* _SUPPLIED PASSAGE_:
-*-*-

Starting the process

a.     For my part of the project, I first had to determine who I would consider to be an “expert” on the signatures on our documents. I decided I would email as many professors from the history departments of noted California institutions such as UC Berkeley, UCLA, and Stanford. I was hesitant to reach out to professors at universities outside California simply because they might not feel as much obligation or attachment to a high school across the country. Likewise, I was much more enthused to contact professors at Stanford because of the close relationship Paly enjoys with their faculty. The following text closely resembles a typical email to a professor: 

[Insert Proper Salutation here],

I am a junior at Palo Alto High School in Palo Alto, California.. In five sections of my United States history class, we are working on a long-term project focused on World War II. Specifically, our teacher acquired a set of documents, similar to a series of sign-in sheets, which contains the names of many World War II generals such as Leslie Groves. My job in this project is to show scans of these documents to experts such as yourself in order to ask for your reaction and possibly other questions, depending on your availability. I understand that you are most likely juggling a busy schedule, and I can assure you I will try to only take a few minutes of your time. 


Thank you!

Emma DiFilippo


I would also attach a scan of one of the pages that contains Lieutenant Groves’ signature, so as to show the recipients of the email the kind of documents we were researching. Essentially, I sent a large number of these kinds of messages out into academia and hoped for a few eager responses.


The first batch of emails I sent out received absolutely no responses. The second batch received three responses out of approximately eight emails. Out of those, only two professors offered any sort of reaction towards the documents. Paul Robinson, a Modern European History professor at Stanford University, generously shared his thoughts with me.

 Dear Emma,

The only name I recognize (or can make out, with your help) is Leslie Groves.  I know about him from John Adams's opera <Dr. Atomic>, which recounts the story of J. Robert Oppenheimer's involvement in the atomic bomb project at Los Alamos.  Groves is a major character in the opera and was a major player in the development of the bomb.  So my speculation about the signatures on the sheet is that the document is a sign-in sheet for the highly-secret Los Alamos project.

Paul Robinson


Jack Rakove, an eighteenth-century historian from the same university as Mr. Robinson, seemed to agree with Robinson. He said, “If Groves is associated with it, then it's highly plausible to think that it has something to do with the Manhattan Project, but that would be a much bigger command staff than would be located at New Mexico, so perhaps it has something to do with the overall administration of the project (but I doubt it, because it would involve too many people in the knowledge of it).”

 Both of these well-educated individuals speculated that the documents point towards an atomic bomb-related situation, especially considering Groves’ involvement. However, Mr. Rakove also realized that the documents contain too many names for it to involve anything extremely secretive.

Essentially, the very few reactions I received focused on Groves’ signature and the speculations stemmed from his notorious involvement in the Manhattan Project.

-*-*-

* _TASK LIST_:
1. List every person named in the account of contacting history professors about the signed documents.
2. Continue the account of contacting history professors about the signed documents, starting after its final sentence.

-*-*-

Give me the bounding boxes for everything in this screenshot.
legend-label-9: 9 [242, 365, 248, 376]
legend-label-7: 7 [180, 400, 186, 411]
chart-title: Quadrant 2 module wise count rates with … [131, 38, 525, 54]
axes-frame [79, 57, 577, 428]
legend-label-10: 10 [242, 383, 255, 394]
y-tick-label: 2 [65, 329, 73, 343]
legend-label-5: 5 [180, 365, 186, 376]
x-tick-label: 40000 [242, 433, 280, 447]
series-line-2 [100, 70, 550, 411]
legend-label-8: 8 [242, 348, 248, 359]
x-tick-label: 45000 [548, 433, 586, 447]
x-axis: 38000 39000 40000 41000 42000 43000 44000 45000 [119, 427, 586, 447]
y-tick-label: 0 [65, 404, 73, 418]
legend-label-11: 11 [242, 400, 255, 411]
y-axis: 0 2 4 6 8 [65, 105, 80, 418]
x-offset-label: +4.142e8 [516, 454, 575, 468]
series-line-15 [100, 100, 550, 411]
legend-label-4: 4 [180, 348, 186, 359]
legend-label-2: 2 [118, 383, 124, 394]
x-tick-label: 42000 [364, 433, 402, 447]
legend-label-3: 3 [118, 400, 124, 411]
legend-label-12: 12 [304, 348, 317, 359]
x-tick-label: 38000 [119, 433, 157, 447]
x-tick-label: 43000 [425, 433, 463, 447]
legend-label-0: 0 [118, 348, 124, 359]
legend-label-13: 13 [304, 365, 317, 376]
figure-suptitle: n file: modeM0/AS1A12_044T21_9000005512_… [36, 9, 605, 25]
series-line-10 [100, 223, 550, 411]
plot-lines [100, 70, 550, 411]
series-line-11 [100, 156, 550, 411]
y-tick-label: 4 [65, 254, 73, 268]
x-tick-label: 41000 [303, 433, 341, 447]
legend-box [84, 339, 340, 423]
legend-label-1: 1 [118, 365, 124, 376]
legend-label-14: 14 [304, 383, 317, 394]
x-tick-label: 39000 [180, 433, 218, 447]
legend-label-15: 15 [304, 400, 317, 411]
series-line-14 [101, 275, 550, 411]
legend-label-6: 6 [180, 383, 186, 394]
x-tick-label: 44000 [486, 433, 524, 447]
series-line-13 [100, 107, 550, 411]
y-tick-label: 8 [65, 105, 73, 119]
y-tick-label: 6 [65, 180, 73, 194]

-*-*-

* _IN RESPONSE_:
1. Emma DiFilippo, Leslie Groves, John Adams, J. Robert Oppenheimer, Paul Robinson, Jack Rakove

2.
Questions to ask

a.     For the next part of the project, I decided to come up with a few questions to ask those that responded. These are the top three questions that I came up with: 

i.      Do you have any speculations regarding the purpose of these documents? Why would all these generals’ signatures occupy the same sheets of paper?

ii.     Do you recognize any of the signatures on these documents? Could you tell me anything about those that you recognize, specifically with their involvement in World War II?

iii.   Lieutenant General Leslie Groves is obviously one of the better-known names on these documents. Do you have any insight as to why Groves left such a great impression on World War II and the course of history in general?

I was particularly interested in the names that the professors recognized, especially those that our class did not recognize. I hoped that at least one expert would be able to offer insight about the possible purpose of the documents. And I used the signature of the famous Leslie Groves to show these experts that the documents did retain some value. I also wanted to ask each expert for their initial reaction towards the documents, whether it be confusion or admiration or something else. However, convincing even one professor or aide to respond to my questions proved to be a difficult task, which will be evident upon reading the next section.


I did not originally realize how difficult it would be to receive responses about our project. I underestimated how busy a typical professor is and was not nearly persistent enough by simply emailing them. This section would have turned out far better if I had called or arranged face-to-face interviews with professors at Stanford, because I could have explained the project better and shown them the actual scans of the documents. It was not easy to convey the purpose of my questions via email, and the general confusion shown by the professors is evidence of this. However, the few that did respond to my emails were very eager to help, even with their full schedules and lack of clarity.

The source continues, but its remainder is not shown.